• The task: Each entry here needs to be set down again exactly, please; pictures are left out.

[Dataset items]
☆ ☆ ☆ ☆ ☆ ☆ ☆
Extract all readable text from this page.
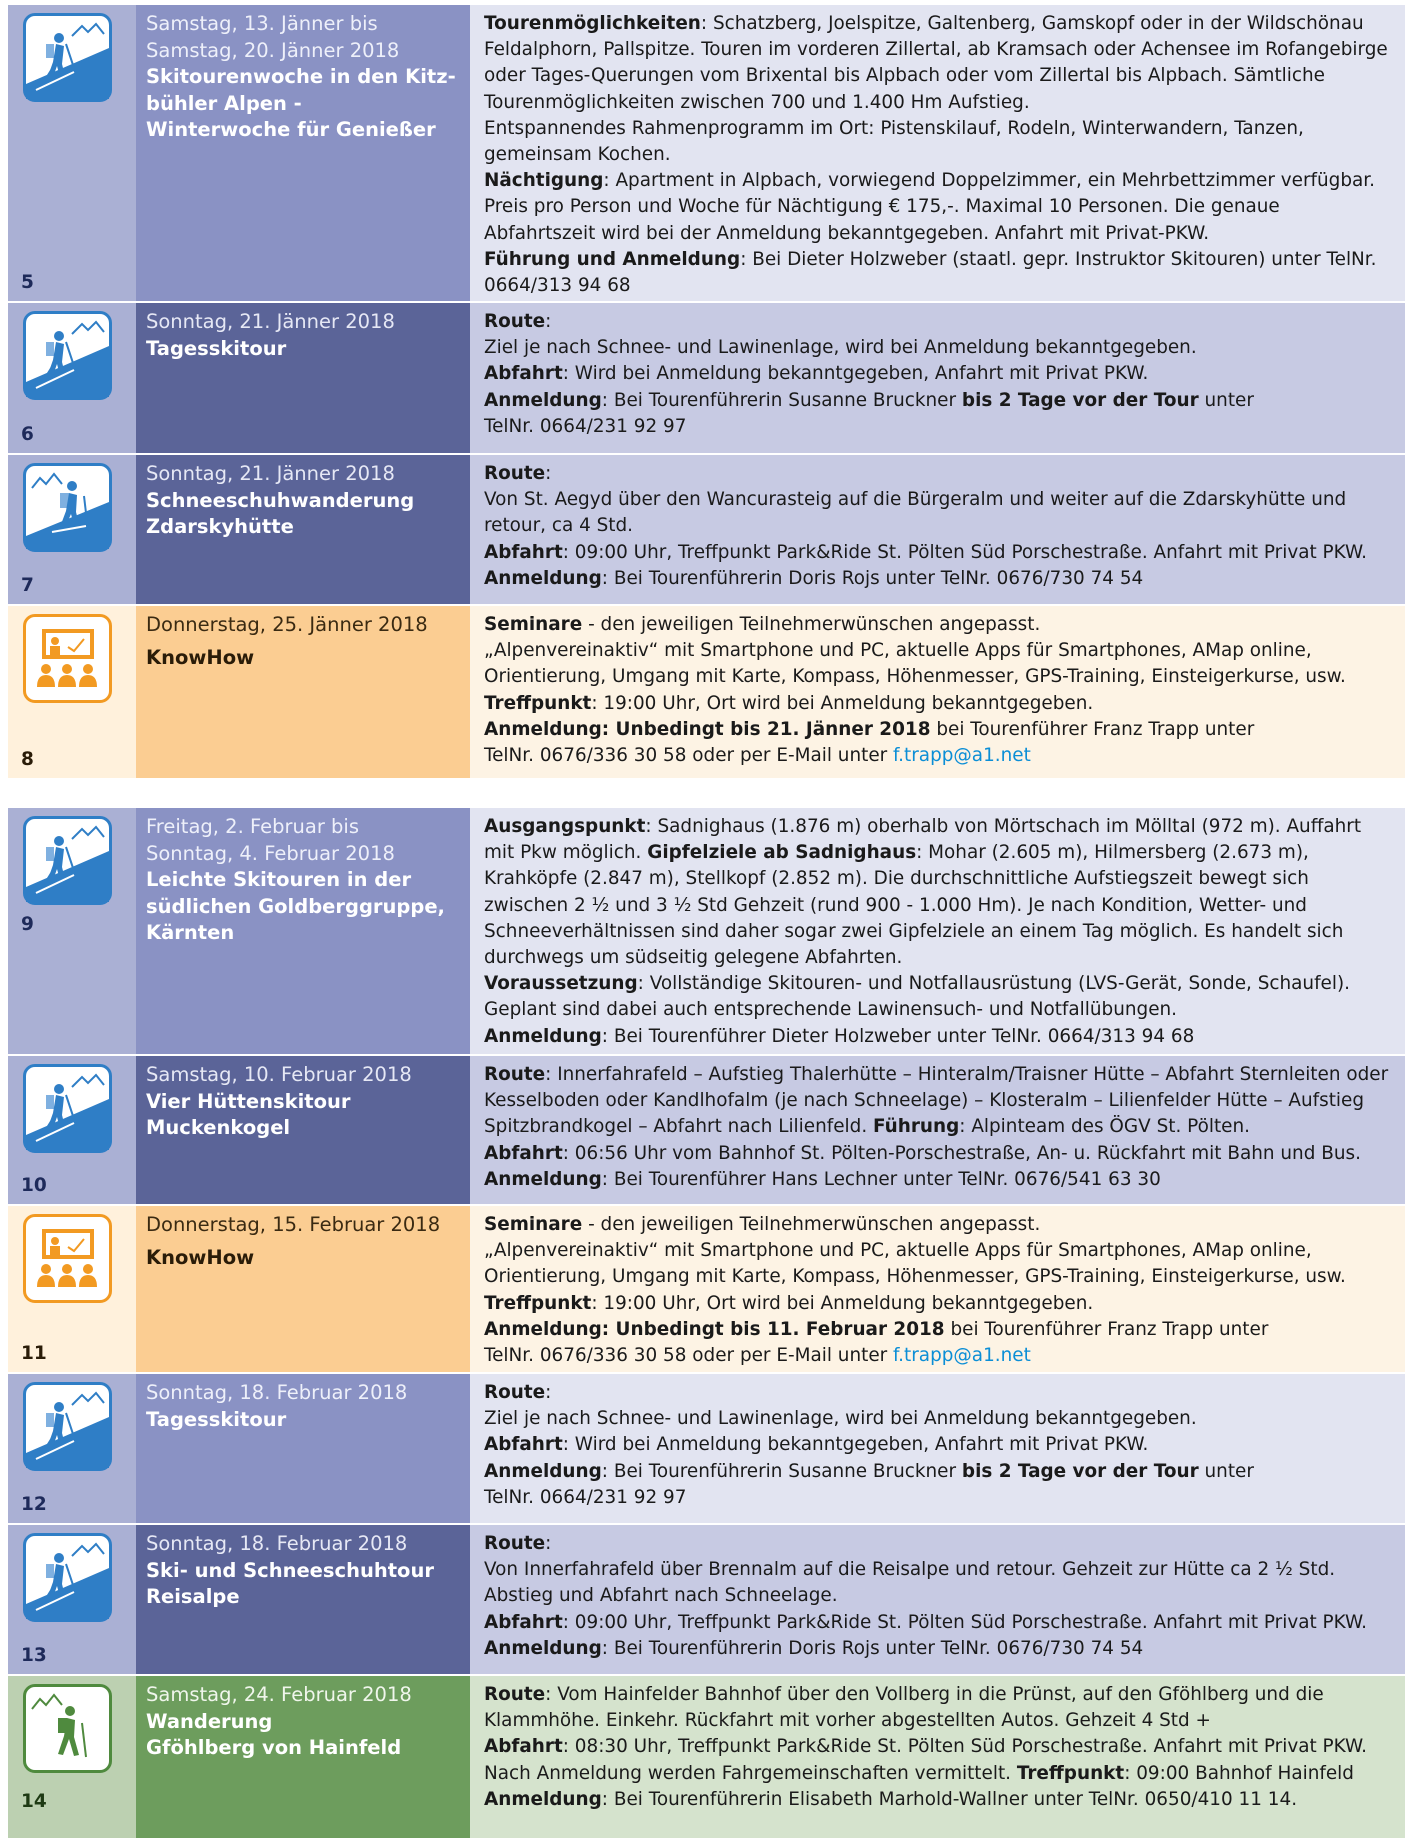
5
Samstag, 13. Jänner bis
Samstag, 20. Jänner 2018
Skitourenwoche in den Kitz-
bühler Alpen -
Winterwoche für Genießer

Tourenmöglichkeiten: Schatzberg, Joelspitze, Galtenberg, Gamskopf oder in der Wildschönau Feldalphorn, Pallspitze. Touren im vorderen Zillertal, ab Kramsach oder Achensee im Rofangebirge oder Tages-Querungen vom Brixental bis Alpbach oder vom Zillertal bis Alpbach. Sämtliche Tourenmöglichkeiten zwischen 700 und 1.400 Hm Aufstieg.

Entspannendes Rahmenprogramm im Ort: Pistenskilauf, Rodeln, Winterwandern, Tanzen, gemeinsam Kochen.

Nächtigung: Apartment in Alpbach, vorwiegend Doppelzimmer, ein Mehrbettzimmer verfügbar. Preis pro Person und Woche für Nächtigung € 175,-. Maximal 10 Personen. Die genaue Abfahrtszeit wird bei der Anmeldung bekanntgegeben. Anfahrt mit Privat-PKW.

Führung und Anmeldung: Bei Dieter Holzweber (staatl. gepr. Instruktor Skitouren) unter TelNr. 0664/313 94 68

6
Sonntag, 21. Jänner 2018
Tagesskitour

Route:

Ziel je nach Schnee- und Lawinenlage, wird bei Anmeldung bekanntgegeben.

Abfahrt: Wird bei Anmeldung bekanntgegeben, Anfahrt mit Privat PKW.

Anmeldung: Bei Tourenführerin Susanne Bruckner bis 2 Tage vor der Tour unter

TelNr. 0664/231 92 97

7
Sonntag, 21. Jänner 2018
Schneeschuhwanderung
Zdarskyhütte

Route:

Von St. Aegyd über den Wancurasteig auf die Bürgeralm und weiter auf die Zdarskyhütte und retour, ca 4 Std.

Abfahrt: 09:00 Uhr, Treffpunkt Park&Ride St. Pölten Süd Porschestraße. Anfahrt mit Privat PKW.

Anmeldung: Bei Tourenführerin Doris Rojs unter TelNr. 0676/730 74 54

8
Donnerstag, 25. Jänner 2018
KnowHow

Seminare - den jeweiligen Teilnehmerwünschen angepasst.

„Alpenvereinaktiv“ mit Smartphone und PC, aktuelle Apps für Smartphones, AMap online, Orientierung, Umgang mit Karte, Kompass, Höhenmesser, GPS-Training, Einsteigerkurse, usw.

Treffpunkt: 19:00 Uhr, Ort wird bei Anmeldung bekanntgegeben.

Anmeldung: Unbedingt bis 21. Jänner 2018 bei Tourenführer Franz Trapp unter

TelNr. 0676/336 30 58 oder per E-Mail unter f.trapp@a1.net

9
Freitag, 2. Februar bis
Sonntag, 4. Februar 2018
Leichte Skitouren in der
südlichen Goldberggruppe,
Kärnten

Ausgangspunkt: Sadnighaus (1.876 m) oberhalb von Mörtschach im Mölltal (972 m). Auffahrt mit Pkw möglich. Gipfelziele ab Sadnighaus: Mohar (2.605 m), Hilmersberg (2.673 m), Krahköpfe (2.847 m), Stellkopf (2.852 m). Die durchschnittliche Aufstiegszeit bewegt sich zwischen 2 ½ und 3 ½ Std Gehzeit (rund 900 - 1.000 Hm). Je nach Kondition, Wetter- und Schneeverhältnissen sind daher sogar zwei Gipfelziele an einem Tag möglich. Es handelt sich durchwegs um südseitig gelegene Abfahrten.

Voraussetzung: Vollständige Skitouren- und Notfallausrüstung (LVS-Gerät, Sonde, Schaufel). Geplant sind dabei auch entsprechende Lawinensuch- und Notfallübungen.

Anmeldung: Bei Tourenführer Dieter Holzweber unter TelNr. 0664/313 94 68

10
Samstag, 10. Februar 2018
Vier Hüttenskitour
Muckenkogel

Route: Innerfahrafeld – Aufstieg Thalerhütte – Hinteralm/Traisner Hütte – Abfahrt Sternleiten oder Kesselboden oder Kandlhofalm (je nach Schneelage) – Klosteralm – Lilienfelder Hütte – Aufstieg Spitzbrandkogel – Abfahrt nach Lilienfeld. Führung: Alpinteam des ÖGV St. Pölten.

Abfahrt: 06:56 Uhr vom Bahnhof St. Pölten-Porschestraße, An- u. Rückfahrt mit Bahn und Bus.

Anmeldung: Bei Tourenführer Hans Lechner unter TelNr. 0676/541 63 30

11
Donnerstag, 15. Februar 2018
KnowHow

Seminare - den jeweiligen Teilnehmerwünschen angepasst.

„Alpenvereinaktiv“ mit Smartphone und PC, aktuelle Apps für Smartphones, AMap online, Orientierung, Umgang mit Karte, Kompass, Höhenmesser, GPS-Training, Einsteigerkurse, usw.

Treffpunkt: 19:00 Uhr, Ort wird bei Anmeldung bekanntgegeben.

Anmeldung: Unbedingt bis 11. Februar 2018 bei Tourenführer Franz Trapp unter

TelNr. 0676/336 30 58 oder per E-Mail unter f.trapp@a1.net

12
Sonntag, 18. Februar 2018
Tagesskitour

Route:

Ziel je nach Schnee- und Lawinenlage, wird bei Anmeldung bekanntgegeben.

Abfahrt: Wird bei Anmeldung bekanntgegeben, Anfahrt mit Privat PKW.

Anmeldung: Bei Tourenführerin Susanne Bruckner bis 2 Tage vor der Tour unter

TelNr. 0664/231 92 97

13
Sonntag, 18. Februar 2018
Ski- und Schneeschuhtour
Reisalpe

Route:

Von Innerfahrafeld über Brennalm auf die Reisalpe und retour. Gehzeit zur Hütte ca 2 ½ Std. Abstieg und Abfahrt nach Schneelage.

Abfahrt: 09:00 Uhr, Treffpunkt Park&Ride St. Pölten Süd Porschestraße. Anfahrt mit Privat PKW.

Anmeldung: Bei Tourenführerin Doris Rojs unter TelNr. 0676/730 74 54

14
Samstag, 24. Februar 2018
Wanderung
Gföhlberg von Hainfeld

Route: Vom Hainfelder Bahnhof über den Vollberg in die Prünst, auf den Gföhlberg und die Klammhöhe. Einkehr. Rückfahrt mit vorher abgestellten Autos. Gehzeit 4 Std +

Abfahrt: 08:30 Uhr, Treffpunkt Park&Ride St. Pölten Süd Porschestraße. Anfahrt mit Privat PKW. Nach Anmeldung werden Fahrgemeinschaften vermittelt. Treffpunkt: 09:00 Bahnhof Hainfeld

Anmeldung: Bei Tourenführerin Elisabeth Marhold-Wallner unter TelNr. 0650/410 11 14.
☆ ☆ ☆ ☆ ☆ ☆ ☆
• Exercise solution:
Extract all readable text from this page.
5
Samstag, 13. Jänner bis
Samstag, 20. Jänner 2018
Skitourenwoche in den Kitz-
bühler Alpen -
Winterwoche für Genießer

Tourenmöglichkeiten: Schatzberg, Joelspitze, Galtenberg, Gamskopf oder in der Wildschönau Feldalphorn, Pallspitze. Touren im vorderen Zillertal, ab Kramsach oder Achensee im Rofangebirge oder Tages-Querungen vom Brixental bis Alpbach oder vom Zillertal bis Alpbach. Sämtliche Tourenmöglichkeiten zwischen 700 und 1.400 Hm Aufstieg.

Entspannendes Rahmenprogramm im Ort: Pistenskilauf, Rodeln, Winterwandern, Tanzen, gemeinsam Kochen.

Nächtigung: Apartment in Alpbach, vorwiegend Doppelzimmer, ein Mehrbettzimmer verfügbar. Preis pro Person und Woche für Nächtigung € 175,-. Maximal 10 Personen. Die genaue Abfahrtszeit wird bei der Anmeldung bekanntgegeben. Anfahrt mit Privat-PKW.

Führung und Anmeldung: Bei Dieter Holzweber (staatl. gepr. Instruktor Skitouren) unter TelNr. 0664/313 94 68

6
Sonntag, 21. Jänner 2018
Tagesskitour

Route:

Ziel je nach Schnee- und Lawinenlage, wird bei Anmeldung bekanntgegeben.

Abfahrt: Wird bei Anmeldung bekanntgegeben, Anfahrt mit Privat PKW.

Anmeldung: Bei Tourenführerin Susanne Bruckner bis 2 Tage vor der Tour unter

TelNr. 0664/231 92 97

7
Sonntag, 21. Jänner 2018
Schneeschuhwanderung
Zdarskyhütte

Route:

Von St. Aegyd über den Wancurasteig auf die Bürgeralm und weiter auf die Zdarskyhütte und retour, ca 4 Std.

Abfahrt: 09:00 Uhr, Treffpunkt Park&Ride St. Pölten Süd Porschestraße. Anfahrt mit Privat PKW.

Anmeldung: Bei Tourenführerin Doris Rojs unter TelNr. 0676/730 74 54

8
Donnerstag, 25. Jänner 2018
KnowHow

Seminare - den jeweiligen Teilnehmerwünschen angepasst.

„Alpenvereinaktiv“ mit Smartphone und PC, aktuelle Apps für Smartphones, AMap online, Orientierung, Umgang mit Karte, Kompass, Höhenmesser, GPS-Training, Einsteigerkurse, usw.

Treffpunkt: 19:00 Uhr, Ort wird bei Anmeldung bekanntgegeben.

Anmeldung: Unbedingt bis 21. Jänner 2018 bei Tourenführer Franz Trapp unter

TelNr. 0676/336 30 58 oder per E-Mail unter f.trapp@a1.net

9
Freitag, 2. Februar bis
Sonntag, 4. Februar 2018
Leichte Skitouren in der
südlichen Goldberggruppe,
Kärnten

Ausgangspunkt: Sadnighaus (1.876 m) oberhalb von Mörtschach im Mölltal (972 m). Auffahrt mit Pkw möglich. Gipfelziele ab Sadnighaus: Mohar (2.605 m), Hilmersberg (2.673 m), Krahköpfe (2.847 m), Stellkopf (2.852 m). Die durchschnittliche Aufstiegszeit bewegt sich zwischen 2 ½ und 3 ½ Std Gehzeit (rund 900 - 1.000 Hm). Je nach Kondition, Wetter- und Schneeverhältnissen sind daher sogar zwei Gipfelziele an einem Tag möglich. Es handelt sich durchwegs um südseitig gelegene Abfahrten.

Voraussetzung: Vollständige Skitouren- und Notfallausrüstung (LVS-Gerät, Sonde, Schaufel). Geplant sind dabei auch entsprechende Lawinensuch- und Notfallübungen.

Anmeldung: Bei Tourenführer Dieter Holzweber unter TelNr. 0664/313 94 68

10
Samstag, 10. Februar 2018
Vier Hüttenskitour
Muckenkogel

Route: Innerfahrafeld – Aufstieg Thalerhütte – Hinteralm/Traisner Hütte – Abfahrt Sternleiten oder Kesselboden oder Kandlhofalm (je nach Schneelage) – Klosteralm – Lilienfelder Hütte – Aufstieg Spitzbrandkogel – Abfahrt nach Lilienfeld. Führung: Alpinteam des ÖGV St. Pölten.

Abfahrt: 06:56 Uhr vom Bahnhof St. Pölten-Porschestraße, An- u. Rückfahrt mit Bahn und Bus.

Anmeldung: Bei Tourenführer Hans Lechner unter TelNr. 0676/541 63 30

11
Donnerstag, 15. Februar 2018
KnowHow

Seminare - den jeweiligen Teilnehmerwünschen angepasst.

„Alpenvereinaktiv“ mit Smartphone und PC, aktuelle Apps für Smartphones, AMap online, Orientierung, Umgang mit Karte, Kompass, Höhenmesser, GPS-Training, Einsteigerkurse, usw.

Treffpunkt: 19:00 Uhr, Ort wird bei Anmeldung bekanntgegeben.

Anmeldung: Unbedingt bis 11. Februar 2018 bei Tourenführer Franz Trapp unter

TelNr. 0676/336 30 58 oder per E-Mail unter f.trapp@a1.net

12
Sonntag, 18. Februar 2018
Tagesskitour

Route:

Ziel je nach Schnee- und Lawinenlage, wird bei Anmeldung bekanntgegeben.

Abfahrt: Wird bei Anmeldung bekanntgegeben, Anfahrt mit Privat PKW.

Anmeldung: Bei Tourenführerin Susanne Bruckner bis 2 Tage vor der Tour unter

TelNr. 0664/231 92 97

13
Sonntag, 18. Februar 2018
Ski- und Schneeschuhtour
Reisalpe

Route:

Von Innerfahrafeld über Brennalm auf die Reisalpe und retour. Gehzeit zur Hütte ca 2 ½ Std. Abstieg und Abfahrt nach Schneelage.

Abfahrt: 09:00 Uhr, Treffpunkt Park&Ride St. Pölten Süd Porschestraße. Anfahrt mit Privat PKW.

Anmeldung: Bei Tourenführerin Doris Rojs unter TelNr. 0676/730 74 54

14
Samstag, 24. Februar 2018
Wanderung
Gföhlberg von Hainfeld

Route: Vom Hainfelder Bahnhof über den Vollberg in die Prünst, auf den Gföhlberg und die Klammhöhe. Einkehr. Rückfahrt mit vorher abgestellten Autos. Gehzeit 4 Std +

Abfahrt: 08:30 Uhr, Treffpunkt Park&Ride St. Pölten Süd Porschestraße. Anfahrt mit Privat PKW. Nach Anmeldung werden Fahrgemeinschaften vermittelt. Treffpunkt: 09:00 Bahnhof Hainfeld

Anmeldung: Bei Tourenführerin Elisabeth Marhold-Wallner unter TelNr. 0650/410 11 14.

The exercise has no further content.